#### RECORD LIST:
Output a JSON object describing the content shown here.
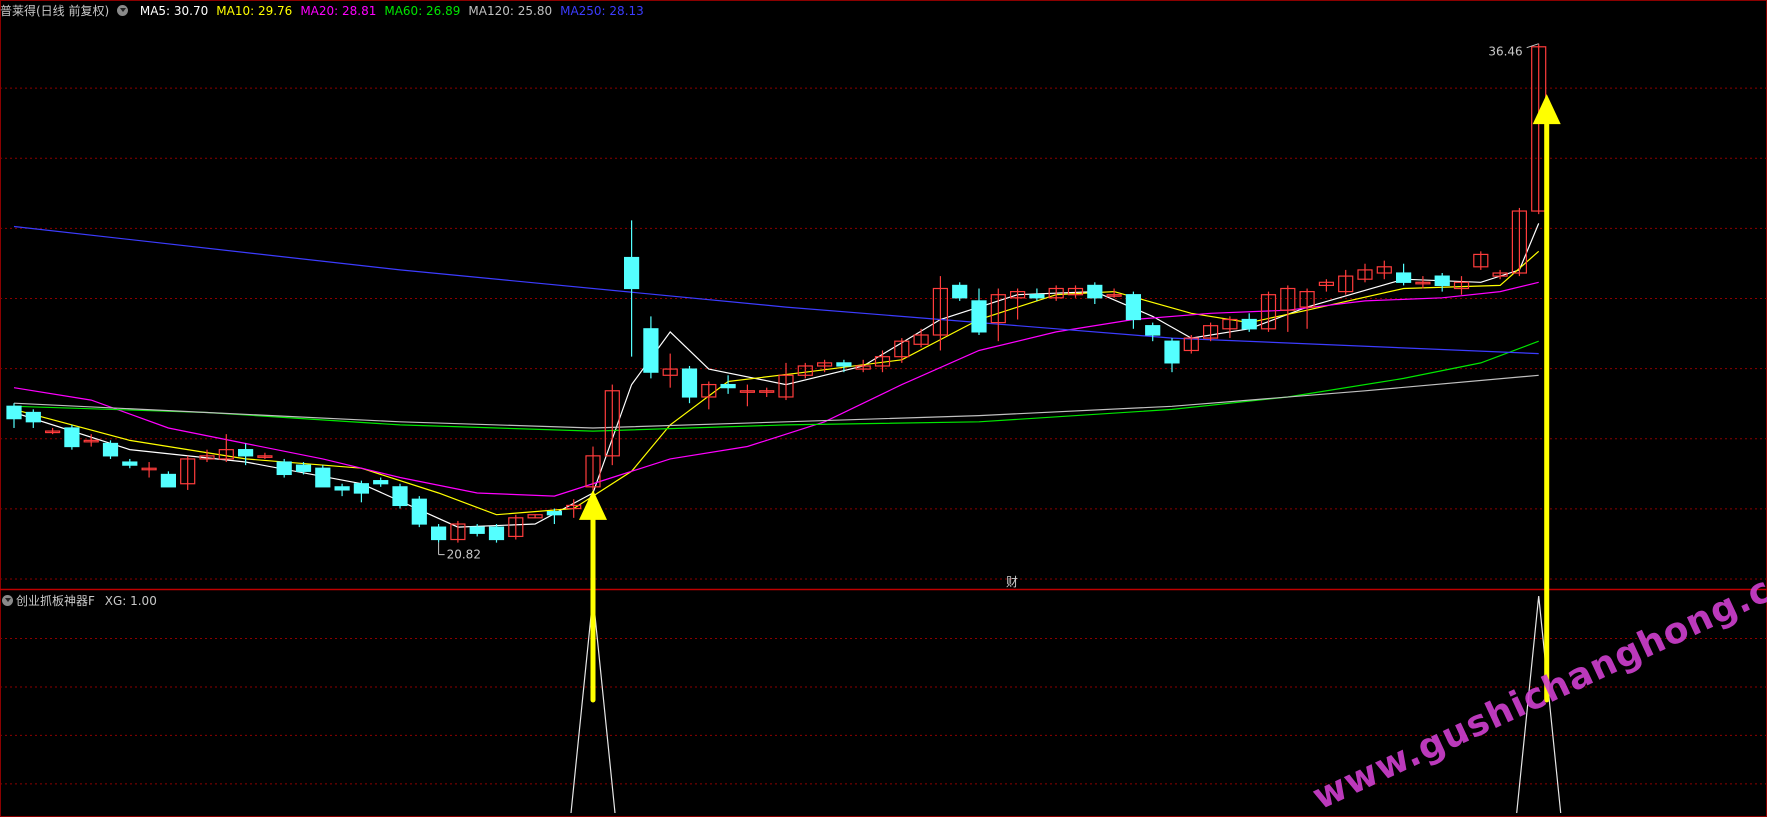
{
  "header": {
    "title": "普莱得(日线 前复权)",
    "ma_labels": [
      {
        "text": "MA5: 30.70",
        "color": "#ffffff"
      },
      {
        "text": "MA10: 29.76",
        "color": "#ffff00"
      },
      {
        "text": "MA20: 28.81",
        "color": "#ff00ff"
      },
      {
        "text": "MA60: 26.89",
        "color": "#00e600"
      },
      {
        "text": "MA120: 25.80",
        "color": "#c0c0c0"
      },
      {
        "text": "MA250: 28.13",
        "color": "#3c3cff"
      }
    ]
  },
  "sub_panel": {
    "title": "创业抓板神器F",
    "value_text": "XG: 1.00"
  },
  "annotations": {
    "high_label": "36.46",
    "low_label": "20.82",
    "fin_marker": "财",
    "watermark": "www.gushichanghong.com"
  },
  "colors": {
    "up": "#ff3c3c",
    "down": "#54ffff",
    "grid": "#8b0000",
    "arrow": "#ffff00",
    "watermark": "#d040d0",
    "xg": "#e6e6e6"
  },
  "chart_data": {
    "type": "candlestick",
    "title": "普莱得(日线 前复权)",
    "y_range": [
      19.0,
      37.2
    ],
    "candles": [
      {
        "o": 24.8,
        "c": 24.4,
        "h": 24.9,
        "l": 24.1
      },
      {
        "o": 24.6,
        "c": 24.3,
        "h": 24.7,
        "l": 24.1
      },
      {
        "o": 24.0,
        "c": 24.0,
        "h": 24.1,
        "l": 23.9
      },
      {
        "o": 24.1,
        "c": 23.5,
        "h": 24.2,
        "l": 23.4
      },
      {
        "o": 23.7,
        "c": 23.7,
        "h": 23.9,
        "l": 23.5
      },
      {
        "o": 23.6,
        "c": 23.2,
        "h": 23.7,
        "l": 23.1
      },
      {
        "o": 23.0,
        "c": 22.9,
        "h": 23.1,
        "l": 22.8
      },
      {
        "o": 22.8,
        "c": 22.8,
        "h": 23.0,
        "l": 22.5
      },
      {
        "o": 22.6,
        "c": 22.2,
        "h": 22.7,
        "l": 22.2
      },
      {
        "o": 22.3,
        "c": 23.1,
        "h": 23.2,
        "l": 22.1
      },
      {
        "o": 23.1,
        "c": 23.2,
        "h": 23.4,
        "l": 23.0
      },
      {
        "o": 23.1,
        "c": 23.4,
        "h": 23.9,
        "l": 23.0
      },
      {
        "o": 23.4,
        "c": 23.2,
        "h": 23.6,
        "l": 22.9
      },
      {
        "o": 23.2,
        "c": 23.2,
        "h": 23.3,
        "l": 23.1
      },
      {
        "o": 23.0,
        "c": 22.6,
        "h": 23.1,
        "l": 22.5
      },
      {
        "o": 22.9,
        "c": 22.7,
        "h": 23.0,
        "l": 22.6
      },
      {
        "o": 22.8,
        "c": 22.2,
        "h": 22.9,
        "l": 22.2
      },
      {
        "o": 22.2,
        "c": 22.1,
        "h": 22.3,
        "l": 21.9
      },
      {
        "o": 22.3,
        "c": 22.0,
        "h": 22.4,
        "l": 21.7
      },
      {
        "o": 22.4,
        "c": 22.3,
        "h": 22.5,
        "l": 22.2
      },
      {
        "o": 22.2,
        "c": 21.6,
        "h": 22.3,
        "l": 21.5
      },
      {
        "o": 21.8,
        "c": 21.0,
        "h": 21.9,
        "l": 20.9
      },
      {
        "o": 20.9,
        "c": 20.5,
        "h": 21.0,
        "l": 20.4
      },
      {
        "o": 20.5,
        "c": 21.0,
        "h": 21.1,
        "l": 20.4
      },
      {
        "o": 20.9,
        "c": 20.7,
        "h": 21.0,
        "l": 20.6
      },
      {
        "o": 20.9,
        "c": 20.5,
        "h": 21.0,
        "l": 20.4
      },
      {
        "o": 20.6,
        "c": 21.2,
        "h": 21.3,
        "l": 20.5
      },
      {
        "o": 21.2,
        "c": 21.3,
        "h": 21.3,
        "l": 21.2
      },
      {
        "o": 21.4,
        "c": 21.3,
        "h": 21.5,
        "l": 21.0
      },
      {
        "o": 21.5,
        "c": 21.6,
        "h": 21.8,
        "l": 21.2
      },
      {
        "o": 22.2,
        "c": 23.2,
        "h": 23.5,
        "l": 22.1
      },
      {
        "o": 23.2,
        "c": 25.3,
        "h": 25.5,
        "l": 22.9
      },
      {
        "o": 29.6,
        "c": 28.6,
        "h": 30.8,
        "l": 26.4
      },
      {
        "o": 27.3,
        "c": 25.9,
        "h": 27.7,
        "l": 25.7
      },
      {
        "o": 25.8,
        "c": 26.0,
        "h": 26.5,
        "l": 25.4
      },
      {
        "o": 26.0,
        "c": 25.1,
        "h": 26.1,
        "l": 24.9
      },
      {
        "o": 25.1,
        "c": 25.5,
        "h": 25.6,
        "l": 24.7
      },
      {
        "o": 25.5,
        "c": 25.4,
        "h": 25.8,
        "l": 25.2
      },
      {
        "o": 25.3,
        "c": 25.3,
        "h": 25.5,
        "l": 24.8
      },
      {
        "o": 25.3,
        "c": 25.3,
        "h": 25.4,
        "l": 25.1
      },
      {
        "o": 25.1,
        "c": 25.8,
        "h": 26.2,
        "l": 25.0
      },
      {
        "o": 25.8,
        "c": 26.1,
        "h": 26.2,
        "l": 25.7
      },
      {
        "o": 26.1,
        "c": 26.2,
        "h": 26.3,
        "l": 25.9
      },
      {
        "o": 26.2,
        "c": 26.1,
        "h": 26.3,
        "l": 25.9
      },
      {
        "o": 26.0,
        "c": 26.1,
        "h": 26.3,
        "l": 25.9
      },
      {
        "o": 26.1,
        "c": 26.4,
        "h": 26.6,
        "l": 25.9
      },
      {
        "o": 26.4,
        "c": 26.9,
        "h": 27.0,
        "l": 26.2
      },
      {
        "o": 26.8,
        "c": 27.1,
        "h": 27.3,
        "l": 26.7
      },
      {
        "o": 27.1,
        "c": 28.6,
        "h": 29.0,
        "l": 26.6
      },
      {
        "o": 28.7,
        "c": 28.3,
        "h": 28.8,
        "l": 28.2
      },
      {
        "o": 28.2,
        "c": 27.2,
        "h": 28.6,
        "l": 27.1
      },
      {
        "o": 27.5,
        "c": 28.4,
        "h": 28.6,
        "l": 26.9
      },
      {
        "o": 28.3,
        "c": 28.5,
        "h": 28.6,
        "l": 27.6
      },
      {
        "o": 28.4,
        "c": 28.3,
        "h": 28.6,
        "l": 28.2
      },
      {
        "o": 28.3,
        "c": 28.6,
        "h": 28.7,
        "l": 28.2
      },
      {
        "o": 28.4,
        "c": 28.6,
        "h": 28.7,
        "l": 28.3
      },
      {
        "o": 28.7,
        "c": 28.3,
        "h": 28.8,
        "l": 28.1
      },
      {
        "o": 28.4,
        "c": 28.4,
        "h": 28.6,
        "l": 28.3
      },
      {
        "o": 28.4,
        "c": 27.6,
        "h": 28.5,
        "l": 27.3
      },
      {
        "o": 27.4,
        "c": 27.1,
        "h": 27.5,
        "l": 26.9
      },
      {
        "o": 26.9,
        "c": 26.2,
        "h": 27.0,
        "l": 25.9
      },
      {
        "o": 26.6,
        "c": 27.0,
        "h": 27.1,
        "l": 26.5
      },
      {
        "o": 27.0,
        "c": 27.4,
        "h": 27.5,
        "l": 26.9
      },
      {
        "o": 27.3,
        "c": 27.6,
        "h": 27.7,
        "l": 27.0
      },
      {
        "o": 27.6,
        "c": 27.3,
        "h": 27.8,
        "l": 27.2
      },
      {
        "o": 27.3,
        "c": 28.4,
        "h": 28.5,
        "l": 27.2
      },
      {
        "o": 27.9,
        "c": 28.6,
        "h": 28.7,
        "l": 27.2
      },
      {
        "o": 28.0,
        "c": 28.5,
        "h": 28.6,
        "l": 27.3
      },
      {
        "o": 28.7,
        "c": 28.8,
        "h": 28.9,
        "l": 28.5
      },
      {
        "o": 28.5,
        "c": 29.0,
        "h": 29.2,
        "l": 28.4
      },
      {
        "o": 28.9,
        "c": 29.2,
        "h": 29.4,
        "l": 28.8
      },
      {
        "o": 29.1,
        "c": 29.3,
        "h": 29.5,
        "l": 28.9
      },
      {
        "o": 29.1,
        "c": 28.8,
        "h": 29.4,
        "l": 28.7
      },
      {
        "o": 28.8,
        "c": 28.8,
        "h": 29.0,
        "l": 28.6
      },
      {
        "o": 29.0,
        "c": 28.7,
        "h": 29.1,
        "l": 28.5
      },
      {
        "o": 28.6,
        "c": 28.8,
        "h": 29.0,
        "l": 28.4
      },
      {
        "o": 29.3,
        "c": 29.7,
        "h": 29.8,
        "l": 29.2
      },
      {
        "o": 29.0,
        "c": 29.1,
        "h": 29.2,
        "l": 28.9
      },
      {
        "o": 29.1,
        "c": 31.1,
        "h": 31.2,
        "l": 29.0
      },
      {
        "o": 31.1,
        "c": 36.4,
        "h": 36.5,
        "l": 31.0
      }
    ],
    "ma_lines": [
      {
        "name": "MA5",
        "color": "#ffffff",
        "points": [
          [
            0,
            24.6
          ],
          [
            6,
            23.4
          ],
          [
            12,
            23.0
          ],
          [
            18,
            22.3
          ],
          [
            23,
            20.9
          ],
          [
            27,
            21.0
          ],
          [
            30,
            22.0
          ],
          [
            32,
            25.5
          ],
          [
            34,
            27.2
          ],
          [
            36,
            26.0
          ],
          [
            40,
            25.5
          ],
          [
            44,
            26.1
          ],
          [
            48,
            27.6
          ],
          [
            52,
            28.4
          ],
          [
            56,
            28.5
          ],
          [
            59,
            27.7
          ],
          [
            61,
            27.0
          ],
          [
            64,
            27.3
          ],
          [
            67,
            28.0
          ],
          [
            72,
            28.9
          ],
          [
            76,
            28.8
          ],
          [
            78,
            29.2
          ],
          [
            79,
            30.7
          ]
        ]
      },
      {
        "name": "MA10",
        "color": "#ffff00",
        "points": [
          [
            0,
            24.7
          ],
          [
            6,
            23.7
          ],
          [
            12,
            23.1
          ],
          [
            18,
            22.8
          ],
          [
            22,
            22.0
          ],
          [
            25,
            21.3
          ],
          [
            29,
            21.5
          ],
          [
            32,
            22.7
          ],
          [
            34,
            24.2
          ],
          [
            37,
            25.6
          ],
          [
            41,
            25.9
          ],
          [
            46,
            26.3
          ],
          [
            50,
            27.6
          ],
          [
            54,
            28.4
          ],
          [
            57,
            28.5
          ],
          [
            61,
            27.8
          ],
          [
            64,
            27.5
          ],
          [
            67,
            27.9
          ],
          [
            72,
            28.6
          ],
          [
            77,
            28.7
          ],
          [
            79,
            29.8
          ]
        ]
      },
      {
        "name": "MA20",
        "color": "#ff00ff",
        "points": [
          [
            0,
            25.4
          ],
          [
            4,
            25.0
          ],
          [
            8,
            24.1
          ],
          [
            12,
            23.6
          ],
          [
            16,
            23.1
          ],
          [
            20,
            22.5
          ],
          [
            24,
            22.0
          ],
          [
            28,
            21.9
          ],
          [
            31,
            22.5
          ],
          [
            34,
            23.1
          ],
          [
            38,
            23.5
          ],
          [
            42,
            24.3
          ],
          [
            46,
            25.5
          ],
          [
            50,
            26.6
          ],
          [
            54,
            27.2
          ],
          [
            58,
            27.6
          ],
          [
            62,
            27.8
          ],
          [
            66,
            27.9
          ],
          [
            70,
            28.2
          ],
          [
            74,
            28.3
          ],
          [
            77,
            28.5
          ],
          [
            79,
            28.8
          ]
        ]
      },
      {
        "name": "MA60",
        "color": "#00e600",
        "points": [
          [
            0,
            24.8
          ],
          [
            10,
            24.6
          ],
          [
            20,
            24.2
          ],
          [
            30,
            24.0
          ],
          [
            40,
            24.2
          ],
          [
            50,
            24.3
          ],
          [
            60,
            24.7
          ],
          [
            66,
            25.1
          ],
          [
            72,
            25.7
          ],
          [
            76,
            26.2
          ],
          [
            79,
            26.9
          ]
        ]
      },
      {
        "name": "MA120",
        "color": "#c0c0c0",
        "points": [
          [
            0,
            24.9
          ],
          [
            10,
            24.6
          ],
          [
            20,
            24.3
          ],
          [
            30,
            24.1
          ],
          [
            40,
            24.3
          ],
          [
            50,
            24.5
          ],
          [
            60,
            24.8
          ],
          [
            70,
            25.3
          ],
          [
            79,
            25.8
          ]
        ]
      },
      {
        "name": "MA250",
        "color": "#3c3cff",
        "points": [
          [
            0,
            30.6
          ],
          [
            20,
            29.2
          ],
          [
            40,
            28.0
          ],
          [
            60,
            27.0
          ],
          [
            79,
            26.5
          ]
        ]
      }
    ],
    "xg_signal": {
      "values_at": [
        30,
        79
      ],
      "value": 1.0
    },
    "signal_arrows": [
      30,
      79
    ]
  }
}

#### TASK DESCRIPTION:
Write out every line of the listing that holds the word "watermark".

#### TASK ANSWER:
    "watermark": "www.gushichanghong.com"
    "watermark": "#d040d0",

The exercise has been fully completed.